Pull each line holding "uncertainty" out of the entries below.

▶

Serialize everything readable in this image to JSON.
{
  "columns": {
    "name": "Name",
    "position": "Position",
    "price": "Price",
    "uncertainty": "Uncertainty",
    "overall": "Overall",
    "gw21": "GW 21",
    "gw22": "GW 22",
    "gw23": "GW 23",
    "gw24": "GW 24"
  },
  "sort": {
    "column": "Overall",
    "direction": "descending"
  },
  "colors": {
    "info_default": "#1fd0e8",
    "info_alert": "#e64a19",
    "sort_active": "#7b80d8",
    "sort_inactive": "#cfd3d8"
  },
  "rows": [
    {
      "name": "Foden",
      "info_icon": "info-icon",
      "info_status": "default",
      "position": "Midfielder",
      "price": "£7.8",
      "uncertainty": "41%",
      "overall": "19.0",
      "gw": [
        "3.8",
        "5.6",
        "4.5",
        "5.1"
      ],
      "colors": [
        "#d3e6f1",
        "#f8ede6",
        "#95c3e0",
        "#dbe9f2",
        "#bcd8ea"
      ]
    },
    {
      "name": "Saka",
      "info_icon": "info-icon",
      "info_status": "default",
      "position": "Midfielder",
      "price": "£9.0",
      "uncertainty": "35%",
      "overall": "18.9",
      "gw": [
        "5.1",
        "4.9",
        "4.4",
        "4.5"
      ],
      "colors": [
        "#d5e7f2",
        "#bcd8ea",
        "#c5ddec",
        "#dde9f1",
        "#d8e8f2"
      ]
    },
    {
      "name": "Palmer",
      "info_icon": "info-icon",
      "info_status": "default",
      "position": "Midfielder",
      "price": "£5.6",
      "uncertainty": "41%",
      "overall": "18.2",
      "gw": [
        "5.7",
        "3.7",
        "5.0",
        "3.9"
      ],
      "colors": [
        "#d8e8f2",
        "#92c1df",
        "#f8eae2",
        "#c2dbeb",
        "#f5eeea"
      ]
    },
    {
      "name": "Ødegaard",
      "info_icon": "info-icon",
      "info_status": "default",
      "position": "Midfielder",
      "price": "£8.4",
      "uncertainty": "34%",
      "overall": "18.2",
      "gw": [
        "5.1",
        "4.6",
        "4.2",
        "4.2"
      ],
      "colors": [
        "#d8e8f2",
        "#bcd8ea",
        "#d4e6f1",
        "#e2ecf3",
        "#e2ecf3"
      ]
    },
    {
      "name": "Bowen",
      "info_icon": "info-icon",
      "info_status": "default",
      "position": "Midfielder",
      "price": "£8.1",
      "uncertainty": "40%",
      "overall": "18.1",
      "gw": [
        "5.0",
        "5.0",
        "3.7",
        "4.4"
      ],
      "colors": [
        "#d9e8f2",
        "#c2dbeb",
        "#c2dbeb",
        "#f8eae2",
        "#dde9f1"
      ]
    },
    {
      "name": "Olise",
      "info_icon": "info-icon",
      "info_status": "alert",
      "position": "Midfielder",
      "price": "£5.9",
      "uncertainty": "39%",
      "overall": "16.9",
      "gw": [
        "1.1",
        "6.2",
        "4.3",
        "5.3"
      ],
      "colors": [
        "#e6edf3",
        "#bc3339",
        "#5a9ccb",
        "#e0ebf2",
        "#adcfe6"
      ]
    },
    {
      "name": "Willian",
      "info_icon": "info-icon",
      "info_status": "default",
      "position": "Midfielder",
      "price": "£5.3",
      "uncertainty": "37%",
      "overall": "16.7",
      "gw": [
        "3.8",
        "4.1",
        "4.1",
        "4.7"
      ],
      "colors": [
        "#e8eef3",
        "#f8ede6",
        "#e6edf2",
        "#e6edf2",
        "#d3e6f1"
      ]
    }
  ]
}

◀
▶

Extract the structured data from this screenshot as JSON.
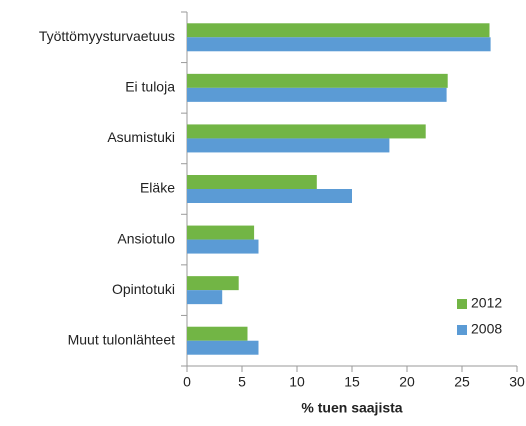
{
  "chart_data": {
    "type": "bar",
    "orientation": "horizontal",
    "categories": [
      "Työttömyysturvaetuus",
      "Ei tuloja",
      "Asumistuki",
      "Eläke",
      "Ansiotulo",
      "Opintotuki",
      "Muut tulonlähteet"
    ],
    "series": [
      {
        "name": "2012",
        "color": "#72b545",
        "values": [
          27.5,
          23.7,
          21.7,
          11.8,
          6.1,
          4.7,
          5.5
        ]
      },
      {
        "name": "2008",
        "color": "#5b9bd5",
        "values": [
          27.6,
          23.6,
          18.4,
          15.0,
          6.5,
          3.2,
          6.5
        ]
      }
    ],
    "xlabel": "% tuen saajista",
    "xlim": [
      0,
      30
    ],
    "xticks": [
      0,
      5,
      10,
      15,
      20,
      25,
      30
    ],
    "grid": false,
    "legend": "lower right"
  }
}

◀

» **Exercise answer**
    "uncertainty": "Uncertainty",
      "uncertainty": "41%",
      "uncertainty": "35%",
      "uncertainty": "41%",
      "uncertainty": "34%",
      "uncertainty": "40%",
      "uncertainty": "39%",
      "uncertainty": "37%",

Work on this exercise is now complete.